**What you should do**
From the listing that follows, extract every line and set it down unaltered.

# start of Data shown

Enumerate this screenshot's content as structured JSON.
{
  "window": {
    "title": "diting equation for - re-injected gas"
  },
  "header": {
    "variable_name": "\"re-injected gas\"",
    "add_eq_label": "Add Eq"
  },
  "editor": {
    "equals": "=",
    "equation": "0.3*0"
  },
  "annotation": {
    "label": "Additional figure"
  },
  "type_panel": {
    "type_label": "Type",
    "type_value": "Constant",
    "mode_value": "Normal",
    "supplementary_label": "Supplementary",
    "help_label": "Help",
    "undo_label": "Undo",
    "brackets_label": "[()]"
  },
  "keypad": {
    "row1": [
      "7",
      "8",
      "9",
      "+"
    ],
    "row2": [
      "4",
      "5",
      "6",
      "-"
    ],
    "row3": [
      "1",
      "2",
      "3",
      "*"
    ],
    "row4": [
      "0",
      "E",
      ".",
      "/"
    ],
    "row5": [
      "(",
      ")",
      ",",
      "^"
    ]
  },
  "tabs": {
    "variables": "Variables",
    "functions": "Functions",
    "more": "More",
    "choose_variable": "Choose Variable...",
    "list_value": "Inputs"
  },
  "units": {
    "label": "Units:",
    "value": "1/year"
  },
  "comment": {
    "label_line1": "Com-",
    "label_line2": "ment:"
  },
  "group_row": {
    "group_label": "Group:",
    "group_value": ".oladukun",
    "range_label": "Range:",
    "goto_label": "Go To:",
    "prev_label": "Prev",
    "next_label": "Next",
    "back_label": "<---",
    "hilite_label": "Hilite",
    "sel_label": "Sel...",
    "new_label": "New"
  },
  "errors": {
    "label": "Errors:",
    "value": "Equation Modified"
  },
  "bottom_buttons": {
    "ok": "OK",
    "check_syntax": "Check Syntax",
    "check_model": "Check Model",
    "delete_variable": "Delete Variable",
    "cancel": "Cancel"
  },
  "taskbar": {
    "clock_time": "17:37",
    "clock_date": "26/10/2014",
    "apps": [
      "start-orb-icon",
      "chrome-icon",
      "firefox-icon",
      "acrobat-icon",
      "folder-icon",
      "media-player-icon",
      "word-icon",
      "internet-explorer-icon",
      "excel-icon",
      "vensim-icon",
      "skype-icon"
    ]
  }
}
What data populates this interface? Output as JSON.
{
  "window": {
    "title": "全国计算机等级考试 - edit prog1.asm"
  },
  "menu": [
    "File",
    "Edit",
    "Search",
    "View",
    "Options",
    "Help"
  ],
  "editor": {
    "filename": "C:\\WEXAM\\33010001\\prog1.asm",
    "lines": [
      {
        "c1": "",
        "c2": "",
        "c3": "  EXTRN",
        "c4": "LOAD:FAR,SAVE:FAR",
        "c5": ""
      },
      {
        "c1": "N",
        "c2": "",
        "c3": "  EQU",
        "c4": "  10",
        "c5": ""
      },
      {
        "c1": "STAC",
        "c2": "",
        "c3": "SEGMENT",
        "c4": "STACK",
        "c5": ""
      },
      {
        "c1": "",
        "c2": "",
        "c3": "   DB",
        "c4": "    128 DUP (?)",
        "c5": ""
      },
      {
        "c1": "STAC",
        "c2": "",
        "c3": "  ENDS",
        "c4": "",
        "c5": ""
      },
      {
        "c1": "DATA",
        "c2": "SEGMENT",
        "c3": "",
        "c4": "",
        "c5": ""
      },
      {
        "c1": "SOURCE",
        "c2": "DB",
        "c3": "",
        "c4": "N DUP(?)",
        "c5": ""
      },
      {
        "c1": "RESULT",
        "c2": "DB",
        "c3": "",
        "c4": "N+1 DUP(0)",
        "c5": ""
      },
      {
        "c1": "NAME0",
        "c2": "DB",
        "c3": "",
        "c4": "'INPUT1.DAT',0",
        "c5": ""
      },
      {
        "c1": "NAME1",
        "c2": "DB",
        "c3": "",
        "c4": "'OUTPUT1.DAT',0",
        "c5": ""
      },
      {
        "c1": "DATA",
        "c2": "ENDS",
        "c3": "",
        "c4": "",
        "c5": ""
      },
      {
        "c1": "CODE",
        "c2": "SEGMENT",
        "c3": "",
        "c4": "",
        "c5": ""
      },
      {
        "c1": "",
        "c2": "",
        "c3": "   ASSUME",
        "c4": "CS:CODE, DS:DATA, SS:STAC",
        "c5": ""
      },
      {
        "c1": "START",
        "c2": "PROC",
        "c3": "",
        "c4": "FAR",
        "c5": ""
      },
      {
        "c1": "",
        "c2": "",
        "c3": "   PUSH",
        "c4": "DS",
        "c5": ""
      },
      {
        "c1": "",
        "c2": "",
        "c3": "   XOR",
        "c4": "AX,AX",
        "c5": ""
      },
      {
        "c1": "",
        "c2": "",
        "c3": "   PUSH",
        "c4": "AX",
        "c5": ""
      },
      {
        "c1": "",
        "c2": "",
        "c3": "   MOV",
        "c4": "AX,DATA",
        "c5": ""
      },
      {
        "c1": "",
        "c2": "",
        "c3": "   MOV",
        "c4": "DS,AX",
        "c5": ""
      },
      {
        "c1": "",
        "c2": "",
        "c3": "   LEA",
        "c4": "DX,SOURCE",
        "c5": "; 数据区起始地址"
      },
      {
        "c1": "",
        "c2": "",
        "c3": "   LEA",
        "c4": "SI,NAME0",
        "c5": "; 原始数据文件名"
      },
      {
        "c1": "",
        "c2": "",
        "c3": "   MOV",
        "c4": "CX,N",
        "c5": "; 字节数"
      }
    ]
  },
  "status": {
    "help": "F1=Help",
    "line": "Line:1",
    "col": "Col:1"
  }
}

# end of Data shown

**Correct output**
Enumerate this screenshot's content as structured JSON.
{
  "window": {
    "title": "diting equation for - re-injected gas"
  },
  "header": {
    "variable_name": "\"re-injected gas\"",
    "add_eq_label": "Add Eq"
  },
  "editor": {
    "equals": "=",
    "equation": "0.3*0"
  },
  "annotation": {
    "label": "Additional figure"
  },
  "type_panel": {
    "type_label": "Type",
    "type_value": "Constant",
    "mode_value": "Normal",
    "supplementary_label": "Supplementary",
    "help_label": "Help",
    "undo_label": "Undo",
    "brackets_label": "[()]"
  },
  "keypad": {
    "row1": [
      "7",
      "8",
      "9",
      "+"
    ],
    "row2": [
      "4",
      "5",
      "6",
      "-"
    ],
    "row3": [
      "1",
      "2",
      "3",
      "*"
    ],
    "row4": [
      "0",
      "E",
      ".",
      "/"
    ],
    "row5": [
      "(",
      ")",
      ",",
      "^"
    ]
  },
  "tabs": {
    "variables": "Variables",
    "functions": "Functions",
    "more": "More",
    "choose_variable": "Choose Variable...",
    "list_value": "Inputs"
  },
  "units": {
    "label": "Units:",
    "value": "1/year"
  },
  "comment": {
    "label_line1": "Com-",
    "label_line2": "ment:"
  },
  "group_row": {
    "group_label": "Group:",
    "group_value": ".oladukun",
    "range_label": "Range:",
    "goto_label": "Go To:",
    "prev_label": "Prev",
    "next_label": "Next",
    "back_label": "<---",
    "hilite_label": "Hilite",
    "sel_label": "Sel...",
    "new_label": "New"
  },
  "errors": {
    "label": "Errors:",
    "value": "Equation Modified"
  },
  "bottom_buttons": {
    "ok": "OK",
    "check_syntax": "Check Syntax",
    "check_model": "Check Model",
    "delete_variable": "Delete Variable",
    "cancel": "Cancel"
  },
  "taskbar": {
    "clock_time": "17:37",
    "clock_date": "26/10/2014",
    "apps": [
      "start-orb-icon",
      "chrome-icon",
      "firefox-icon",
      "acrobat-icon",
      "folder-icon",
      "media-player-icon",
      "word-icon",
      "internet-explorer-icon",
      "excel-icon",
      "vensim-icon",
      "skype-icon"
    ]
  }
}
What data populates this interface? Output as JSON.
{
  "window": {
    "title": "全国计算机等级考试 - edit prog1.asm"
  },
  "menu": [
    "File",
    "Edit",
    "Search",
    "View",
    "Options",
    "Help"
  ],
  "editor": {
    "filename": "C:\\WEXAM\\33010001\\prog1.asm",
    "lines": [
      {
        "c1": "",
        "c2": "",
        "c3": "  EXTRN",
        "c4": "LOAD:FAR,SAVE:FAR",
        "c5": ""
      },
      {
        "c1": "N",
        "c2": "",
        "c3": "  EQU",
        "c4": "  10",
        "c5": ""
      },
      {
        "c1": "STAC",
        "c2": "",
        "c3": "SEGMENT",
        "c4": "STACK",
        "c5": ""
      },
      {
        "c1": "",
        "c2": "",
        "c3": "   DB",
        "c4": "    128 DUP (?)",
        "c5": ""
      },
      {
        "c1": "STAC",
        "c2": "",
        "c3": "  ENDS",
        "c4": "",
        "c5": ""
      },
      {
        "c1": "DATA",
        "c2": "SEGMENT",
        "c3": "",
        "c4": "",
        "c5": ""
      },
      {
        "c1": "SOURCE",
        "c2": "DB",
        "c3": "",
        "c4": "N DUP(?)",
        "c5": ""
      },
      {
        "c1": "RESULT",
        "c2": "DB",
        "c3": "",
        "c4": "N+1 DUP(0)",
        "c5": ""
      },
      {
        "c1": "NAME0",
        "c2": "DB",
        "c3": "",
        "c4": "'INPUT1.DAT',0",
        "c5": ""
      },
      {
        "c1": "NAME1",
        "c2": "DB",
        "c3": "",
        "c4": "'OUTPUT1.DAT',0",
        "c5": ""
      },
      {
        "c1": "DATA",
        "c2": "ENDS",
        "c3": "",
        "c4": "",
        "c5": ""
      },
      {
        "c1": "CODE",
        "c2": "SEGMENT",
        "c3": "",
        "c4": "",
        "c5": ""
      },
      {
        "c1": "",
        "c2": "",
        "c3": "   ASSUME",
        "c4": "CS:CODE, DS:DATA, SS:STAC",
        "c5": ""
      },
      {
        "c1": "START",
        "c2": "PROC",
        "c3": "",
        "c4": "FAR",
        "c5": ""
      },
      {
        "c1": "",
        "c2": "",
        "c3": "   PUSH",
        "c4": "DS",
        "c5": ""
      },
      {
        "c1": "",
        "c2": "",
        "c3": "   XOR",
        "c4": "AX,AX",
        "c5": ""
      },
      {
        "c1": "",
        "c2": "",
        "c3": "   PUSH",
        "c4": "AX",
        "c5": ""
      },
      {
        "c1": "",
        "c2": "",
        "c3": "   MOV",
        "c4": "AX,DATA",
        "c5": ""
      },
      {
        "c1": "",
        "c2": "",
        "c3": "   MOV",
        "c4": "DS,AX",
        "c5": ""
      },
      {
        "c1": "",
        "c2": "",
        "c3": "   LEA",
        "c4": "DX,SOURCE",
        "c5": "; 数据区起始地址"
      },
      {
        "c1": "",
        "c2": "",
        "c3": "   LEA",
        "c4": "SI,NAME0",
        "c5": "; 原始数据文件名"
      },
      {
        "c1": "",
        "c2": "",
        "c3": "   MOV",
        "c4": "CX,N",
        "c5": "; 字节数"
      }
    ]
  },
  "status": {
    "help": "F1=Help",
    "line": "Line:1",
    "col": "Col:1"
  }
}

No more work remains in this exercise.